▸ TO DO
a) In the forum thread on the low-pass pi filter, what value of inductance did the student calculate?
b) Continue the forum thread on the low-pass pi filter from its last sentence.

▸ DOCUMENT SEGMENT
━━━━━━━━━━━━━━━━━━━━

Hello everyone. I have a problem regarding low pass pi filters. For context, I am a physics student and this is way, and I mean WAY outside of my purview. So much so, that I can't find this circuit, or anything like it in my textbooks. After some gruesome research, I found some formulas which I honestly can't explain, I have no idea where they come from, or if they are correct. My solution uses transfer functions which we haven't covered, but I truly can't think of anything else which accounts for voltage amplitudes.
So, the setup is the following:
Amplitude of U_out is 10 times smaller than the amplitude of U_in. [Sorry if that's not correct in the electronic lingo, English is not my first language]. If the capacitance is 10 micro-Farad, and the frequency is 100 Hz, find the inductance L.
In the picture below is my work, I would be grateful if someone could check it for me.
As you can see, I got ~L=2.5H, which seems a bit high, given that in the lab, we've only worked with mili, or even micro Henries. Also, this doesn't account for 2 capacitors, instead only using one of them, instead of parallel connection or something. I really don't know.

 

Yes, it seems fine. Below I attach a pdf showing the analysis and simulation of this pi circuit

 

Yes, it seems fine. Below I attach a pdf showing the analysis and simulation of this pi circuit

Wow!
That is very kind of you to go through all that trouble. Thank you very much. I will analyze your solution and try to break it down. Much appreciated! While I wasn't sure my answer would be correct, this has given it much more credibility.

 

There is a bit of a snag. . .
The SPICE voltage source has zero output impedance. Putting a capacitor directly across it has no effect.
If you remove C1 from the SPICE simulation it will make no difference. You have actually designed a 2nd order LC filter.

 

There is a bit of a snag. . .
The SPICE voltage source has zero output impedance. Putting a capacitor directly across it has no effect.
If you remove C1 from the SPICE simulation it will make no difference. You have actually designed a 2nd order LC filter.

I am not sure if you are talking to me; however, I have no clue what SPICE is, or the effect of one of the capacitors on the circuit. Could you explain a bit further please? Is there something wrong with my, or Rodrigo's equations?

 

I am not sure if you are talking to me; however, I have no clue what SPICE is, or the effect of one of the capacitors on the circuit. Could you explain a bit further please? Is there something wrong with my, or Rodrigo's equations?

Figures 3 and 4 are screenshots of the SPICE output.
You have a capacitor that is directly in parallel with a Thévenin source which has zero output impedance.
If you delete the capacitor it will have no effect whatseover on the outcome.
So your equations actually describe a 2nd order L section filter.

 

If your C's are predefined, with a known knee frequency, you will need to know the input and output impedance to find L.

 

There is a bit of a snag. . .
The SPICE voltage source has zero output impedance. Putting a capacitor directly across it has no effect.
If you remove C1 from the SPICE simulation it will make no difference. You have actually designed a 2nd order LC filter.

Hi,

It would however change the input impedance of the network, which can have various effects, and suggests that this circuit problem is not defined properly for a number of reasons I will try to make clear in my next post.

 

Hello everyone. I have a problem regarding low pass pi filters. For context, I am a physics student and this is way, and I mean WAY outside of my purview. So much so, that I can't find this circuit, or anything like it in my textbooks. After some gruesome research, I found some formulas which I honestly can't explain, I have no idea where they come from, or if they are correct. My solution uses transfer functions which we haven't covered, but I truly can't think of anything else which accounts for voltage amplitudes.

━━━━━━━━━━━━━━━━━━━━

▸ PROVIDED RECORDS
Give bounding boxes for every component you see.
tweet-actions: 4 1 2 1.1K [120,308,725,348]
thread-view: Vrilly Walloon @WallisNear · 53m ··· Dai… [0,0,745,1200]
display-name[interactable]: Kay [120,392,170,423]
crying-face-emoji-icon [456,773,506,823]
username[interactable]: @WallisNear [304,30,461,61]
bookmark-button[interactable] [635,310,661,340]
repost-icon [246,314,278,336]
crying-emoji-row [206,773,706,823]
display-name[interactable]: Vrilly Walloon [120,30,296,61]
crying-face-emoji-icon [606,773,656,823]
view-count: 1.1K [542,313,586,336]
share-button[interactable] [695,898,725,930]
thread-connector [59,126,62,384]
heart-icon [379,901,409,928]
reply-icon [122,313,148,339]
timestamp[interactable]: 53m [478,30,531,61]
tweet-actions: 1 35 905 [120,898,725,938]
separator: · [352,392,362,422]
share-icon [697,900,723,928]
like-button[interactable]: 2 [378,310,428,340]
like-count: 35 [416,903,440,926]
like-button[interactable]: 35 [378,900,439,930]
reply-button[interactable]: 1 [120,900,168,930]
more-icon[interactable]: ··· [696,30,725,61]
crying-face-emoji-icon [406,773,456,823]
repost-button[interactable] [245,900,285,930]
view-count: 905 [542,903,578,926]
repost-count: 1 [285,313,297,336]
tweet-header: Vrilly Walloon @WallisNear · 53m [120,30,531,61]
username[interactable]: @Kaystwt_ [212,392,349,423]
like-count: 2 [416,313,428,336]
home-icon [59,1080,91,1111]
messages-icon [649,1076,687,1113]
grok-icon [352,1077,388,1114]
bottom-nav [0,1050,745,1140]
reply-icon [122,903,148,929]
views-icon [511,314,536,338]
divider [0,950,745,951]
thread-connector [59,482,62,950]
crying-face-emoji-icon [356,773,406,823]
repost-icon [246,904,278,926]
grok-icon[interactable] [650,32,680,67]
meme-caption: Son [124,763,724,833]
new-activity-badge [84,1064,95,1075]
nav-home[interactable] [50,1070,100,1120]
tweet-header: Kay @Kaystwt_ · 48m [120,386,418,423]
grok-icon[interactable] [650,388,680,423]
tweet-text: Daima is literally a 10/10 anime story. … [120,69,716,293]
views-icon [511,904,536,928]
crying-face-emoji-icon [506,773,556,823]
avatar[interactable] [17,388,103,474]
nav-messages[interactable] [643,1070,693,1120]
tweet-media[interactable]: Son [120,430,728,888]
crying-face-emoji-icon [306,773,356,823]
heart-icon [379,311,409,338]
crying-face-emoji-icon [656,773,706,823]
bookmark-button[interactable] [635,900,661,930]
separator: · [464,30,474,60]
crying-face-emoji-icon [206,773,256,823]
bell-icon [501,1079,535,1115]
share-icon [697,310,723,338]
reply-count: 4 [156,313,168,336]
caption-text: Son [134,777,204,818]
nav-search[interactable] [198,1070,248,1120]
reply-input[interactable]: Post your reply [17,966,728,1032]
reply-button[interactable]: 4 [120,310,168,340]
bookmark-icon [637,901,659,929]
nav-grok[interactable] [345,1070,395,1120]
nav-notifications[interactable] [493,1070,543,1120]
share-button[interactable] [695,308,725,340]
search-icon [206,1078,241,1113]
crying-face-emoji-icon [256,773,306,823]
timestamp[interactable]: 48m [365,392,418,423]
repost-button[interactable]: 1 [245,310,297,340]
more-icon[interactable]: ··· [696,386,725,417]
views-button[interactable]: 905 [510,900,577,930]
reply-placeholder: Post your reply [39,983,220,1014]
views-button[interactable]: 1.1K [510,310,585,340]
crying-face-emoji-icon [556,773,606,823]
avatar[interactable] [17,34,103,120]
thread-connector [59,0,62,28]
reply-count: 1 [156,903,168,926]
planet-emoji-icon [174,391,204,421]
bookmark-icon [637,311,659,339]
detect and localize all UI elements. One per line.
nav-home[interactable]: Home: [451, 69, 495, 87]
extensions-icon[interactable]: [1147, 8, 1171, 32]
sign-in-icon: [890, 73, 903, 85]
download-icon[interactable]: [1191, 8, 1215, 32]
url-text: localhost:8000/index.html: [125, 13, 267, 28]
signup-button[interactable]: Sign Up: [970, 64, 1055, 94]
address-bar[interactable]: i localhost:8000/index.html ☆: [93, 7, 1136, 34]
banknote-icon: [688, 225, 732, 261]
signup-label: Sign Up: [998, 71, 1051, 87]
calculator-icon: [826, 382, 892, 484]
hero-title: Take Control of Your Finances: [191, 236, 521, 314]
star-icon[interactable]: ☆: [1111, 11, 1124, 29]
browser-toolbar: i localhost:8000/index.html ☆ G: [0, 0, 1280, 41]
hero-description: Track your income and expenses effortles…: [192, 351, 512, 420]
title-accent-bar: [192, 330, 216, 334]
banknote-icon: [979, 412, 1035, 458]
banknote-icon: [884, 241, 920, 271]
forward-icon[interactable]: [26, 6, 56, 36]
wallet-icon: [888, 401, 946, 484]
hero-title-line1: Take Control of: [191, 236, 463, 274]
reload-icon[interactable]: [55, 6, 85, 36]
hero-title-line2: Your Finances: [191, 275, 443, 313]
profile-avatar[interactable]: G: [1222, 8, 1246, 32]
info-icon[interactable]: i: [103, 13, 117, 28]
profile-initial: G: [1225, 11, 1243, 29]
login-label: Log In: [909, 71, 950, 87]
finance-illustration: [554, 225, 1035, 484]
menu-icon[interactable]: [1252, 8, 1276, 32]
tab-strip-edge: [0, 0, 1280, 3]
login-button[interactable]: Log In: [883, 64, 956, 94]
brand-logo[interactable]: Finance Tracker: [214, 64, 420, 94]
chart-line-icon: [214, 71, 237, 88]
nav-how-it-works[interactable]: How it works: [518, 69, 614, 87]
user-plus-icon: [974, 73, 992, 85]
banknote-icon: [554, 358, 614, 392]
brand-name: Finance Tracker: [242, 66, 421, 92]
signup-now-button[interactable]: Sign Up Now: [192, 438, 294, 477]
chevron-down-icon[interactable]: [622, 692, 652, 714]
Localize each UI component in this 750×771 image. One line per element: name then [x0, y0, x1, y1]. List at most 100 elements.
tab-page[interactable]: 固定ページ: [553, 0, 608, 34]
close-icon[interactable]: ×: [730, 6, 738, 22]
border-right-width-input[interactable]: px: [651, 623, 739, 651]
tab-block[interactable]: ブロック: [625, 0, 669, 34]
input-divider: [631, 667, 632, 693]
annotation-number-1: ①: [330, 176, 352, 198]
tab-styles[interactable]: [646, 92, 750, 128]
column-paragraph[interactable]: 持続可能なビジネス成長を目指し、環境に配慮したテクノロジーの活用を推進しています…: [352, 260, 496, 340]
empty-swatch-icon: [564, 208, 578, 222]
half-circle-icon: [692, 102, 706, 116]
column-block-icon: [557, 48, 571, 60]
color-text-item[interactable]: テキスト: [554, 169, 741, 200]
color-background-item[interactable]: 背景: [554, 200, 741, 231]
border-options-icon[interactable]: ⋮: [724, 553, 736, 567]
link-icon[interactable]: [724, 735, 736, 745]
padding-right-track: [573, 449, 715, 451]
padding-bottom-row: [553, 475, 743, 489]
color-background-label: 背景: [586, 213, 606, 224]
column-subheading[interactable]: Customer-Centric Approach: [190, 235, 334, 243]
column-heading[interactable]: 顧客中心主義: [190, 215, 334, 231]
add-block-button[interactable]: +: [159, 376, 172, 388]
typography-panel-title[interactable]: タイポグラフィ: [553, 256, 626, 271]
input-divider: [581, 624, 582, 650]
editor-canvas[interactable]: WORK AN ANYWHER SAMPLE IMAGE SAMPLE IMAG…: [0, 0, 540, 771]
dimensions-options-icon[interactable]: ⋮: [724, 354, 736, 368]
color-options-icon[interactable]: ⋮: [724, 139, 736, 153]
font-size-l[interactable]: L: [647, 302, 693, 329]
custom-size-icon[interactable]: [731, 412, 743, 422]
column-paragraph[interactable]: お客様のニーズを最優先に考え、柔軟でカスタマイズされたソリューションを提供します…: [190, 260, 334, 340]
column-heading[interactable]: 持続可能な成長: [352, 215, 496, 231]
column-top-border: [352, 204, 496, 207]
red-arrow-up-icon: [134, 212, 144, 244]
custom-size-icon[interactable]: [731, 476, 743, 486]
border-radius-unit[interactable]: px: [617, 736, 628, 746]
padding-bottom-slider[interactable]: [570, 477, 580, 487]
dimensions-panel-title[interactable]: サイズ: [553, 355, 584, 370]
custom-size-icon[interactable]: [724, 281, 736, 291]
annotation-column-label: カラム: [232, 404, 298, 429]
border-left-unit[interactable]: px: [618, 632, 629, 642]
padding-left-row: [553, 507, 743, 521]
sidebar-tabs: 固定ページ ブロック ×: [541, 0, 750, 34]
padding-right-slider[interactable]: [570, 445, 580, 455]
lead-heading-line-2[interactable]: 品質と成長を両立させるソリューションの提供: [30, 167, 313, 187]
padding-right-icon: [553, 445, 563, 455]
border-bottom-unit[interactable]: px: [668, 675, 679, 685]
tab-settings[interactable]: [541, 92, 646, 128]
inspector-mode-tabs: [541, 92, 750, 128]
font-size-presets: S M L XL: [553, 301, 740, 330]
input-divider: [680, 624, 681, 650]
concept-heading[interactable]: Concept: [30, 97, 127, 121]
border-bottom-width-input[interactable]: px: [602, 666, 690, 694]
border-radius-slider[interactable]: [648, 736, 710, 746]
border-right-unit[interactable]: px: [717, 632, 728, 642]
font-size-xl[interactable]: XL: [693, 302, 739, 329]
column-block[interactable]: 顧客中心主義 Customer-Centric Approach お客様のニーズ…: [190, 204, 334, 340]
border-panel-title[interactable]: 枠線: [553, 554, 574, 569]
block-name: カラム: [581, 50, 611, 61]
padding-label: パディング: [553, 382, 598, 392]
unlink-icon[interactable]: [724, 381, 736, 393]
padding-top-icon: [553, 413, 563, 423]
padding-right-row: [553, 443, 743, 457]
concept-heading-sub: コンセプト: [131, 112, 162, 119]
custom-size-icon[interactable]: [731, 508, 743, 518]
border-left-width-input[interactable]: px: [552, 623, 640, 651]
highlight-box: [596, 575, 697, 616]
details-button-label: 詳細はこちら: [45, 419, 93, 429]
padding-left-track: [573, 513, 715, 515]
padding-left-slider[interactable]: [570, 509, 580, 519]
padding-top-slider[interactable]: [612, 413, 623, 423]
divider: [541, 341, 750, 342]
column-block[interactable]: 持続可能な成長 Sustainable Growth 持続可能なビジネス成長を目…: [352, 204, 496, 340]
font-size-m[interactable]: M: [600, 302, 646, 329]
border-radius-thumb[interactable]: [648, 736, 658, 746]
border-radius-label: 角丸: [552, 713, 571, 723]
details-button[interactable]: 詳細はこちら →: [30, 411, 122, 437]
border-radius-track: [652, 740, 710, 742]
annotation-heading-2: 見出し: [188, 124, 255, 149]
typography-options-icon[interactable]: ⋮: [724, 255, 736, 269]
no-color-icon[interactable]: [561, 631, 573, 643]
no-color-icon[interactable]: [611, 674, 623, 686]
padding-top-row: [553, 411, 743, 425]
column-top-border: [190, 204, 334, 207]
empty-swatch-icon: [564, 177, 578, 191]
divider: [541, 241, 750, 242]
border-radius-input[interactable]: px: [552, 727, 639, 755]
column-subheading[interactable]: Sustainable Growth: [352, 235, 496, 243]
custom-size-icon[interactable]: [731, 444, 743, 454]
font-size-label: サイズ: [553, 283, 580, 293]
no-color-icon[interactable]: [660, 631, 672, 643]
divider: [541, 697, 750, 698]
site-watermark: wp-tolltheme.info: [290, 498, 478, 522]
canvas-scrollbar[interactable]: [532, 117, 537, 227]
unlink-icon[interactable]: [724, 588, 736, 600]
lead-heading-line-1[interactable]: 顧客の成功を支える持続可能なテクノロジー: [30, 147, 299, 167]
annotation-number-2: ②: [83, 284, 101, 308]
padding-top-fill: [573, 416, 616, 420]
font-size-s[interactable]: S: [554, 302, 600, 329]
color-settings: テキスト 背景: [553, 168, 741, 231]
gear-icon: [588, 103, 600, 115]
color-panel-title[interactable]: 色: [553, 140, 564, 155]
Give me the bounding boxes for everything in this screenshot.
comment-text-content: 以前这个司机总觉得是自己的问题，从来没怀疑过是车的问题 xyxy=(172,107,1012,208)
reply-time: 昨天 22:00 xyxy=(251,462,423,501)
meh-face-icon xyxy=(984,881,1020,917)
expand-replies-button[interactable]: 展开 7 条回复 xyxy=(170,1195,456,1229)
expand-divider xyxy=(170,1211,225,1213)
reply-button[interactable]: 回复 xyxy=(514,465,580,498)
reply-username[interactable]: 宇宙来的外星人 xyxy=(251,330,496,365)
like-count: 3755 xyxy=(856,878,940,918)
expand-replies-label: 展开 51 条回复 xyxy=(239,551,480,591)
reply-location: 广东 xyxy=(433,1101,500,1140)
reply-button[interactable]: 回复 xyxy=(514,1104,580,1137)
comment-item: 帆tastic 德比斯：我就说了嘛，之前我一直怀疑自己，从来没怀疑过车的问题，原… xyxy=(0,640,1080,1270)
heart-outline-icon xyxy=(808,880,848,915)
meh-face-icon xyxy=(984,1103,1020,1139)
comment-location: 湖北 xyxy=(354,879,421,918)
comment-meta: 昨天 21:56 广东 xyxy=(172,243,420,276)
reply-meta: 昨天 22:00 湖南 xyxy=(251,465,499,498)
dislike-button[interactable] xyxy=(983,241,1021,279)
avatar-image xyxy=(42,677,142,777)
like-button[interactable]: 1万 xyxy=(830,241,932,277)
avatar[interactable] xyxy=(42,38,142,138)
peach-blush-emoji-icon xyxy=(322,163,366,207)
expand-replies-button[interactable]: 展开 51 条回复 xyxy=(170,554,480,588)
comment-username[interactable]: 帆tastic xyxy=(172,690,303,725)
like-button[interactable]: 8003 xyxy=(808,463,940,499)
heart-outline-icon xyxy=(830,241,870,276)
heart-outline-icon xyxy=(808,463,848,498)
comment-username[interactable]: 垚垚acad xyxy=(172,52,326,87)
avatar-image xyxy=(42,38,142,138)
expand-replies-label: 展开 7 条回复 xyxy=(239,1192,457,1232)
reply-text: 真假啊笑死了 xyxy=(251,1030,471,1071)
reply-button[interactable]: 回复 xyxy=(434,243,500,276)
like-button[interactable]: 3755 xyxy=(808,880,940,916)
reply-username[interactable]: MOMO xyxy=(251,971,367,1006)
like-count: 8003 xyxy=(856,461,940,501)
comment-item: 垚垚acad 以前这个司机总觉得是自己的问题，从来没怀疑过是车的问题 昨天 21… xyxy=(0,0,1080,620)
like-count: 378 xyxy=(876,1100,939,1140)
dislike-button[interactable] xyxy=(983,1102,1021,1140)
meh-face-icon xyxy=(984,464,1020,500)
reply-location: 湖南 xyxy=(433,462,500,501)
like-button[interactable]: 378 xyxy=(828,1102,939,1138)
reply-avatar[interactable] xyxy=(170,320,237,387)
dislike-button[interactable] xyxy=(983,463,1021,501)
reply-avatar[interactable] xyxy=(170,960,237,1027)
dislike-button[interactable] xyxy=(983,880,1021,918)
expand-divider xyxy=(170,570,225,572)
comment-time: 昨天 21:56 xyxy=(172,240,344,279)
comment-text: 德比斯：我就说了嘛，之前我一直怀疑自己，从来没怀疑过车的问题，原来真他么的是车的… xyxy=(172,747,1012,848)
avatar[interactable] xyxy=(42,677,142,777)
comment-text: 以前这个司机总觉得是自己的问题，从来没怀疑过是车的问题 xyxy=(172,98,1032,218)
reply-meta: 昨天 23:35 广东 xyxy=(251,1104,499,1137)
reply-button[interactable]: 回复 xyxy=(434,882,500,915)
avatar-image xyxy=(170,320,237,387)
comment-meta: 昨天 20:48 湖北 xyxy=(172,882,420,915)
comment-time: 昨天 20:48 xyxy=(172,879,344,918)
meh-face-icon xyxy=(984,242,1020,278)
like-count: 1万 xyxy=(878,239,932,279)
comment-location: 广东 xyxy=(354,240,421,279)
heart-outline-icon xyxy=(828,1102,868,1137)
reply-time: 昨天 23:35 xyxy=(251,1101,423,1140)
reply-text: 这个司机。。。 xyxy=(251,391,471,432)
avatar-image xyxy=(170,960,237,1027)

━━━━━━━━━━━━━━━━━━━━

▸ TASK-BY-TASK ANSWERS
a) About 2.5 H.

b)
So, the setup is the following:
Amplitude of U_out is 10 times smaller than the amplitude of U_in. [Sorry if that's not correct in the electronic lingo, English is not my first language]. If the capacitance is 10 micro-Farad, and the frequency is 100 Hz, find the inductance L.
In the picture below is my work, I would be grateful if someone could check it for me.
As you can see, I got ~L=2.5H, which seems a bit high, given that in the lab, we've only worked with mili, or even micro Henries. Also, this doesn't account for 2 capacitors, instead only using one of them, instead of parallel connection or something. I really don't know.

Hello,

It looks like this problem is not defined properly for a number of reasons.

First, a Pi network is not used with an input voltage source alone that has zero output impedance. A Pi network is usually inserted between two other networks where the first network has a given output impedance and the second network has a given input impedance. Typical values might be 50 Ohms for each of the two impedances, but they could be different with the Pi network being used to help match impedances. There is an exception for a power circuit, but you'd have to have been given more information for that also for that to be true.

Second, there is probably no solution to this problem without those impedances above. One reason for this is because a pure LC circuit (which this would be with an ideal input source) would have its own resonant frequency and that would add that frequency to the input frequency, which of course would result in a non-pure sinusoidal output. This would give some pretty strange results on the output. With resistors similar to the above though, we could get a sinusoidal output. What this means is that there is probably no inductor value that will work as expected. If we guessed the range to be 0.5H to 3H, none of those would work with the circuit as is.

The only thing I can think of at this point is you would have to go back to the source of this problem and find out what is missing. It's most likely that there is a given input and output impedance requirement to match up with the other two networks. They may be as simple as one resistor each, and of course the ideal input source. An example would be a 50 Ohm resistor in series with the input and a 50 Ohm resistor in parallel with the output capacitor.

It's unfortunate that in some books we can find problems like this. They expect a 'regular' type of calculation and yields a certain value, and the assumption is that the circuit works with that calculation even though it does not. If you do not use the calculation you could get the answer wrong, and that's unfortunate because the answer they have given would be wrong. If you get the calculation right, you would get the answer right, even though the answer was wrong all along.
When this happens, you have to do an independent analysis or else go back to the very first occurrence of the problem in some literature and see if something was left out.

 

Hi,

It would however change the input impedance of the network, which can have various effects, and suggests that this circuit problem is not defined properly for a number of reasons I will try to make clear in my next post.

How so? A dead short is still a dead short with a capacitor in parallel with it!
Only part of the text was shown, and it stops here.